begin Dataset excerpts

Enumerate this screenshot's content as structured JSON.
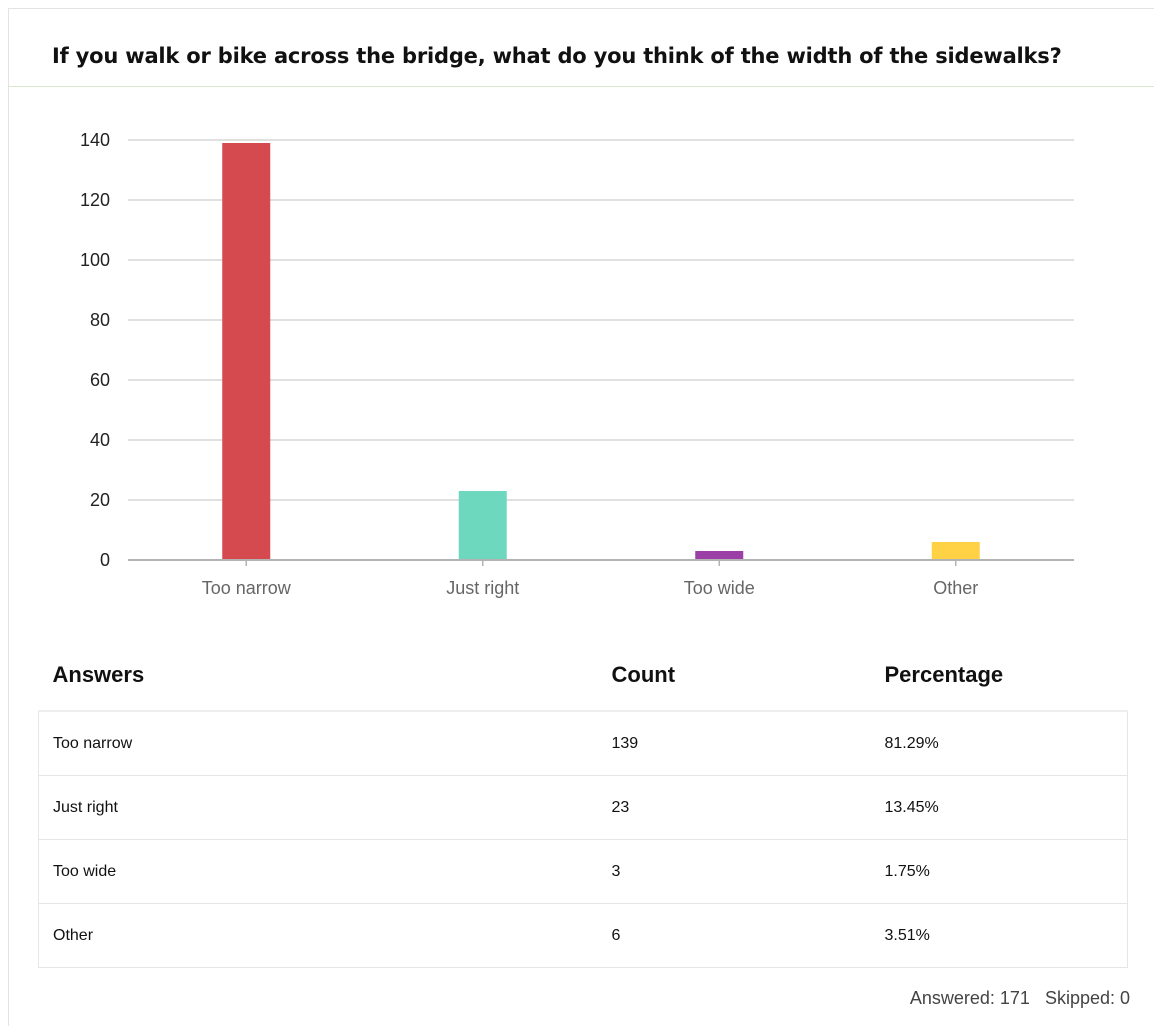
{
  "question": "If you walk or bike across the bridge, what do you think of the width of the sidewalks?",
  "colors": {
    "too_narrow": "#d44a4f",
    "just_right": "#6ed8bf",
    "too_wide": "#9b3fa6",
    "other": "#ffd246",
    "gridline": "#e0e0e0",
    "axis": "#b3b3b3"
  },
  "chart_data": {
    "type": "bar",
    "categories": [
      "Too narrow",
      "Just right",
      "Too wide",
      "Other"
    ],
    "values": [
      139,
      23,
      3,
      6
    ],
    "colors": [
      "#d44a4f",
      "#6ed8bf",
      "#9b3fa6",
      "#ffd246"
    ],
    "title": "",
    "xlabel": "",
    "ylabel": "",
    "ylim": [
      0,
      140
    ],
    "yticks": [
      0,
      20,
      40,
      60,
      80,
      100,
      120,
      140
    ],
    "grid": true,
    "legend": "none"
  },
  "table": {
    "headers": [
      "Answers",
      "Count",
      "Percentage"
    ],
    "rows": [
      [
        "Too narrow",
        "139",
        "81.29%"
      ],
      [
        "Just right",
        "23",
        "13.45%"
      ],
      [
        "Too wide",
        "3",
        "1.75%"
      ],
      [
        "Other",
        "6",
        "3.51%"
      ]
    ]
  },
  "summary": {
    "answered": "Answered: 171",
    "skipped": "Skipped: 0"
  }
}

end Dataset excerpts

# Objective
Copy out all of the data word for word. Do not carry over any picture.

# Answer in full
Enumerate this screenshot's content as structured JSON.
{
  "question": "If you walk or bike across the bridge, what do you think of the width of the sidewalks?",
  "colors": {
    "too_narrow": "#d44a4f",
    "just_right": "#6ed8bf",
    "too_wide": "#9b3fa6",
    "other": "#ffd246",
    "gridline": "#e0e0e0",
    "axis": "#b3b3b3"
  },
  "chart_data": {
    "type": "bar",
    "categories": [
      "Too narrow",
      "Just right",
      "Too wide",
      "Other"
    ],
    "values": [
      139,
      23,
      3,
      6
    ],
    "colors": [
      "#d44a4f",
      "#6ed8bf",
      "#9b3fa6",
      "#ffd246"
    ],
    "title": "",
    "xlabel": "",
    "ylabel": "",
    "ylim": [
      0,
      140
    ],
    "yticks": [
      0,
      20,
      40,
      60,
      80,
      100,
      120,
      140
    ],
    "grid": true,
    "legend": "none"
  },
  "table": {
    "headers": [
      "Answers",
      "Count",
      "Percentage"
    ],
    "rows": [
      [
        "Too narrow",
        "139",
        "81.29%"
      ],
      [
        "Just right",
        "23",
        "13.45%"
      ],
      [
        "Too wide",
        "3",
        "1.75%"
      ],
      [
        "Other",
        "6",
        "3.51%"
      ]
    ]
  },
  "summary": {
    "answered": "Answered: 171",
    "skipped": "Skipped: 0"
  }
}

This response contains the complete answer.